### Prompt
Return each line of the records holding the string "quando".

(Stored data)
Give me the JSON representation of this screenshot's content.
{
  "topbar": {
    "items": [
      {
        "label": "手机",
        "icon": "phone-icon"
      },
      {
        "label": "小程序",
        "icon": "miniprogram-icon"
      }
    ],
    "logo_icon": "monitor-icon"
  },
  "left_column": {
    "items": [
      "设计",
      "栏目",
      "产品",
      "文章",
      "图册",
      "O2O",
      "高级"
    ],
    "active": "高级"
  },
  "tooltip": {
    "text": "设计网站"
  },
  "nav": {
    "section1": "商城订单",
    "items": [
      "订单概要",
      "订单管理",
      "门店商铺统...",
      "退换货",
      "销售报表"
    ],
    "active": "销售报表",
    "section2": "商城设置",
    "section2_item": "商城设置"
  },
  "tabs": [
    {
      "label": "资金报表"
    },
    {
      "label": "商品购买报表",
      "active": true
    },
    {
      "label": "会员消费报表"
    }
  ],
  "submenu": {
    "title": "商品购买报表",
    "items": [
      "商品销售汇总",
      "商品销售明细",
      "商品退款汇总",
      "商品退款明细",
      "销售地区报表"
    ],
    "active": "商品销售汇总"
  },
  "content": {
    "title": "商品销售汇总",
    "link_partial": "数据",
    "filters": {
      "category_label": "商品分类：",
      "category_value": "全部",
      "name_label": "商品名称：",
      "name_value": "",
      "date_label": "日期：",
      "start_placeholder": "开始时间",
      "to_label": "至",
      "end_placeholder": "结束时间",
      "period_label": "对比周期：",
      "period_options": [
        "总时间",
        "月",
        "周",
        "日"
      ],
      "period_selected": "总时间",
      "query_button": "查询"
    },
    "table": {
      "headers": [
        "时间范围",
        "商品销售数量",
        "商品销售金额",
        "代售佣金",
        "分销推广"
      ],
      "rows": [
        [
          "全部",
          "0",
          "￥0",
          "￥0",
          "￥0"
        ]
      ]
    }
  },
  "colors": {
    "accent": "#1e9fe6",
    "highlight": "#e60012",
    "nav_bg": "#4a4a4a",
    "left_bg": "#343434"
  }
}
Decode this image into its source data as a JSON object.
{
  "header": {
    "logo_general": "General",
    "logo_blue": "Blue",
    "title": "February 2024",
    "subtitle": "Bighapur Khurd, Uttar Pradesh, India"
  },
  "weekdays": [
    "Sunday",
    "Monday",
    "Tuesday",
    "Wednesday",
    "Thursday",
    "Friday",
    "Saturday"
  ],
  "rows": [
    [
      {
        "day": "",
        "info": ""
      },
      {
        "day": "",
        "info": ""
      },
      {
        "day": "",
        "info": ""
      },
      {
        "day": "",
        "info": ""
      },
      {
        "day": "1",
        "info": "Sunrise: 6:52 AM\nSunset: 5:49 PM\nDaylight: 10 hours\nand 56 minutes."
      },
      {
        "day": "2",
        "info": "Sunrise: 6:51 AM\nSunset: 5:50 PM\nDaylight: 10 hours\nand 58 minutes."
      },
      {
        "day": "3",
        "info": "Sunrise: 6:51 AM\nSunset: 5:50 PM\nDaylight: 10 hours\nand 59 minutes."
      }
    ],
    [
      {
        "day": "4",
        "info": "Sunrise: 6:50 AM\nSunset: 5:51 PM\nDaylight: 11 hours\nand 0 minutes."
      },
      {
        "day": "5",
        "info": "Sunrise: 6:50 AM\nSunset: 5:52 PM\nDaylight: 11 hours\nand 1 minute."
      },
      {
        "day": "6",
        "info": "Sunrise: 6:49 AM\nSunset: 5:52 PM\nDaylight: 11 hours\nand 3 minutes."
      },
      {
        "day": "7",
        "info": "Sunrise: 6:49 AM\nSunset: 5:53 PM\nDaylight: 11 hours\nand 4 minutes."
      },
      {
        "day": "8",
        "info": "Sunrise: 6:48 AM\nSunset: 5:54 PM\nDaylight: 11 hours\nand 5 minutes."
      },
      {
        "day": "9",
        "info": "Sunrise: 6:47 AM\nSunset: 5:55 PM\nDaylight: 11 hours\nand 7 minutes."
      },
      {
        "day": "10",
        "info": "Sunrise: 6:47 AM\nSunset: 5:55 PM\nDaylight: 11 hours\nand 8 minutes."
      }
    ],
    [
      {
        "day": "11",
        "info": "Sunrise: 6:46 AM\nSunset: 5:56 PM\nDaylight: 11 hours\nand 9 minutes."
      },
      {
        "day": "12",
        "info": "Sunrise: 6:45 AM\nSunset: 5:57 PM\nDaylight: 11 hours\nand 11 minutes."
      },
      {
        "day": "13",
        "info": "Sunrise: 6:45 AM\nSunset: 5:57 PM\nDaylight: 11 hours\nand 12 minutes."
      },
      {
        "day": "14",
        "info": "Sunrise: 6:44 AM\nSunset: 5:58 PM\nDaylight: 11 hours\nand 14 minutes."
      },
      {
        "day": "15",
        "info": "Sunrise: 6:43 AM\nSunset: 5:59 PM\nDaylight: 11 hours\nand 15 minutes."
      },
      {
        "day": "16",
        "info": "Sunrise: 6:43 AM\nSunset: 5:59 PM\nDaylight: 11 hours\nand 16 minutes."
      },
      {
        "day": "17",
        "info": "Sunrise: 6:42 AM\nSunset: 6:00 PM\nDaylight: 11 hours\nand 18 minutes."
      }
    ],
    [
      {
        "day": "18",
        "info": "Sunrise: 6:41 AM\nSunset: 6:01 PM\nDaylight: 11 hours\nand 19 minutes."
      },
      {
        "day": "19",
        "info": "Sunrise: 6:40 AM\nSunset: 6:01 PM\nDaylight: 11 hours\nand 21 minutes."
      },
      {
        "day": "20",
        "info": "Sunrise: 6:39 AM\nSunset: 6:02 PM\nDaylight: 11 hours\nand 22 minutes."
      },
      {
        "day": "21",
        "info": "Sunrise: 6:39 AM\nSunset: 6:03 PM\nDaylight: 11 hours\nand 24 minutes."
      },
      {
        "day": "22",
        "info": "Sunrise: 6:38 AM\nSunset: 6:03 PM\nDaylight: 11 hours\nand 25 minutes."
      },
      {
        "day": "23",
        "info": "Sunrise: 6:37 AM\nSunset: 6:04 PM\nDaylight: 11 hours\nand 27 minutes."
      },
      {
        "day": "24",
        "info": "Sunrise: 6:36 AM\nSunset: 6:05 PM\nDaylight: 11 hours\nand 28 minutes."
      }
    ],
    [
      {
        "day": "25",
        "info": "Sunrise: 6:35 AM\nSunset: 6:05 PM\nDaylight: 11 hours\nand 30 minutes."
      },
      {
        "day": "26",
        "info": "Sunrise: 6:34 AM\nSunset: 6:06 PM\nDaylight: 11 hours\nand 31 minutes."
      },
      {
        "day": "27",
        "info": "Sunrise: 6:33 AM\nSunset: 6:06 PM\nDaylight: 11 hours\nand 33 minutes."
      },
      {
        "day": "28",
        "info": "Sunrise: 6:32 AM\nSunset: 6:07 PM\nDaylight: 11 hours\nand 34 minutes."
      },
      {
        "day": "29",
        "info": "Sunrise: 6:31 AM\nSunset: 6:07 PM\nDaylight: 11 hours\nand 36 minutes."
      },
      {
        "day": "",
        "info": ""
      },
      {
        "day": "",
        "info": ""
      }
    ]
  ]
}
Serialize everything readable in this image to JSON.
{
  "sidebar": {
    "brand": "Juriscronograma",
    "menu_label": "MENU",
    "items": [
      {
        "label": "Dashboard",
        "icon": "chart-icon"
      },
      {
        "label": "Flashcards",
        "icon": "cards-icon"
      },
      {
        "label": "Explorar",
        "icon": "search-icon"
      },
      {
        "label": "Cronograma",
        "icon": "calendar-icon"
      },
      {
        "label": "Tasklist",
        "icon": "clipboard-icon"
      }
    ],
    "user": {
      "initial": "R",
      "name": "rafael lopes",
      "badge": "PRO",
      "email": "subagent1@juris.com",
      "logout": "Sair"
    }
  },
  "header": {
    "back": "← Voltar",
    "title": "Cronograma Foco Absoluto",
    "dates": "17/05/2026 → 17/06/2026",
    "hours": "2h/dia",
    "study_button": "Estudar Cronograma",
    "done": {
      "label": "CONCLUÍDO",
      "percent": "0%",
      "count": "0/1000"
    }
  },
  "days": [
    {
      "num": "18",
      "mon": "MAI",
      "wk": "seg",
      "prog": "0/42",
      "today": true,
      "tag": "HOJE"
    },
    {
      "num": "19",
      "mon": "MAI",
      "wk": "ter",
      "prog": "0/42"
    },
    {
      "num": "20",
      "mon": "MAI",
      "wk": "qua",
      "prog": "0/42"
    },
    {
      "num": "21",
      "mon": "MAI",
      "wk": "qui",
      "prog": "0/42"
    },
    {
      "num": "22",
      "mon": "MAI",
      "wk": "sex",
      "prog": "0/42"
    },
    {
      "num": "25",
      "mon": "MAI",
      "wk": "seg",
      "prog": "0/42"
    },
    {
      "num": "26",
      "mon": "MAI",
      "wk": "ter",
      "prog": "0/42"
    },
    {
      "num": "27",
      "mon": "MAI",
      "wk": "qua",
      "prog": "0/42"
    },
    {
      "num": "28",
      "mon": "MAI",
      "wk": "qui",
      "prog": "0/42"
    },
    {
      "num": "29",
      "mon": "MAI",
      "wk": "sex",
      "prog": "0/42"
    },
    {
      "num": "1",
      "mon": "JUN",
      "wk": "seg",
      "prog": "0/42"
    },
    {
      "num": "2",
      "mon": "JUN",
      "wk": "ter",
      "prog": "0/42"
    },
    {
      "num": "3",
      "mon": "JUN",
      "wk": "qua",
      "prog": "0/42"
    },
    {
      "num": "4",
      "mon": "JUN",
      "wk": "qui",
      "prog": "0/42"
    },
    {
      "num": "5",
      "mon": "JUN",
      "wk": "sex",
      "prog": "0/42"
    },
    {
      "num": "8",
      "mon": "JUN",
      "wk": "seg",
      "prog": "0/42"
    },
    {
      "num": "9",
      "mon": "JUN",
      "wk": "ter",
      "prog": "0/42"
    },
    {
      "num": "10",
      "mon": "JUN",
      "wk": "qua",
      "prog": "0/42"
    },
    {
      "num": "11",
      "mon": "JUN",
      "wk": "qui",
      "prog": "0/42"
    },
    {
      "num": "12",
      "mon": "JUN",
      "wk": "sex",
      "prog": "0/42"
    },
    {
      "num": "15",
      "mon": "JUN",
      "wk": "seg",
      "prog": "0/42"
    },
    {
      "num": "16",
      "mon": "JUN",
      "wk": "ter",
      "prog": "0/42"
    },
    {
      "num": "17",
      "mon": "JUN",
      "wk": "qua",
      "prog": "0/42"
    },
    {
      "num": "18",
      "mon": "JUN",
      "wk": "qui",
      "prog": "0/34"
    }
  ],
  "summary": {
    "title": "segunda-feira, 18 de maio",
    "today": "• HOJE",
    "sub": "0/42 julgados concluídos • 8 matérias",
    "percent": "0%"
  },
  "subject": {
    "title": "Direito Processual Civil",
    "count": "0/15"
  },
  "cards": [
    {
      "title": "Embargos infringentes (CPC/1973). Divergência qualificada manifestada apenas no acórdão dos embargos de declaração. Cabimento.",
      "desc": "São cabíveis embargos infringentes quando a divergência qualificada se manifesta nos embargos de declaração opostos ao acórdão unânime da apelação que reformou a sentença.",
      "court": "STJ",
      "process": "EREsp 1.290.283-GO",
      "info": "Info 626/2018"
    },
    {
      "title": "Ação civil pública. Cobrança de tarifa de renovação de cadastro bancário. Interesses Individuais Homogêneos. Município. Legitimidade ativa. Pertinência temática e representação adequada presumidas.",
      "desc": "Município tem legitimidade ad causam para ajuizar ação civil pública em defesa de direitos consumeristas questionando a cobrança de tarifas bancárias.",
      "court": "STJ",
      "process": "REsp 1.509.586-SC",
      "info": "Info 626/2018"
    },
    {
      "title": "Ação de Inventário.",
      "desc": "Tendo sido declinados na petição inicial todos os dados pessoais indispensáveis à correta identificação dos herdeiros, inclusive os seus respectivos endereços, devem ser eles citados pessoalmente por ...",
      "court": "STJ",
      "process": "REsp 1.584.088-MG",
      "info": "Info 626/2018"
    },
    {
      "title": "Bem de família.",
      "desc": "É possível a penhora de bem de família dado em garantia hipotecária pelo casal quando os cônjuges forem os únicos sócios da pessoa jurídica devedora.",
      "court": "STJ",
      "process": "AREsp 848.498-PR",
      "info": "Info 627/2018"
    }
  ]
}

### Task result
      "desc": "São cabíveis embargos infringentes quando a divergência qualificada se manifesta nos embargos de declaração opostos ao acórdão unânime da apelação que reformou a sentença.",
      "desc": "É possível a penhora de bem de família dado em garantia hipotecária pelo casal quando os cônjuges forem os únicos sócios da pessoa jurídica devedora.",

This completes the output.